__To do__: Every entry must be echoed exactly.

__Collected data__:
• • •

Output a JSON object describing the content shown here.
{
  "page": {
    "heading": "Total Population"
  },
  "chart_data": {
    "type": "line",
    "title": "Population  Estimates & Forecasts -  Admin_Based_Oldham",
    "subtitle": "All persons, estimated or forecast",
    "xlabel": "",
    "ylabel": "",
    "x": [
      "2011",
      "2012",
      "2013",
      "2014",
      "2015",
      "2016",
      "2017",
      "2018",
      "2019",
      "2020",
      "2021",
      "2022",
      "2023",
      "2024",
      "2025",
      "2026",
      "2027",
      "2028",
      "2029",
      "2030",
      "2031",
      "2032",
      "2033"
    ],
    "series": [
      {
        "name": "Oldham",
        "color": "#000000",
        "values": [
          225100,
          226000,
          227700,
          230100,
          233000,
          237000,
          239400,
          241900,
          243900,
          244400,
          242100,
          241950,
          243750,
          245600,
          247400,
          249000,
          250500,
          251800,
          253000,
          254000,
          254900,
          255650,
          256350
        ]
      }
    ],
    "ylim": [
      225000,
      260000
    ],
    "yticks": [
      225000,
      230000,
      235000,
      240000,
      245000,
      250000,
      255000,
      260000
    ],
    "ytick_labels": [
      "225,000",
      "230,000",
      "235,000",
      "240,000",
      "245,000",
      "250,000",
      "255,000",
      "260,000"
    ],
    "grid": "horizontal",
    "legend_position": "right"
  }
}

• • •

__Full solution__:
Output a JSON object describing the content shown here.
{
  "page": {
    "heading": "Total Population"
  },
  "chart_data": {
    "type": "line",
    "title": "Population  Estimates & Forecasts -  Admin_Based_Oldham",
    "subtitle": "All persons, estimated or forecast",
    "xlabel": "",
    "ylabel": "",
    "x": [
      "2011",
      "2012",
      "2013",
      "2014",
      "2015",
      "2016",
      "2017",
      "2018",
      "2019",
      "2020",
      "2021",
      "2022",
      "2023",
      "2024",
      "2025",
      "2026",
      "2027",
      "2028",
      "2029",
      "2030",
      "2031",
      "2032",
      "2033"
    ],
    "series": [
      {
        "name": "Oldham",
        "color": "#000000",
        "values": [
          225100,
          226000,
          227700,
          230100,
          233000,
          237000,
          239400,
          241900,
          243900,
          244400,
          242100,
          241950,
          243750,
          245600,
          247400,
          249000,
          250500,
          251800,
          253000,
          254000,
          254900,
          255650,
          256350
        ]
      }
    ],
    "ylim": [
      225000,
      260000
    ],
    "yticks": [
      225000,
      230000,
      235000,
      240000,
      245000,
      250000,
      255000,
      260000
    ],
    "ytick_labels": [
      "225,000",
      "230,000",
      "235,000",
      "240,000",
      "245,000",
      "250,000",
      "255,000",
      "260,000"
    ],
    "grid": "horizontal",
    "legend_position": "right"
  }
}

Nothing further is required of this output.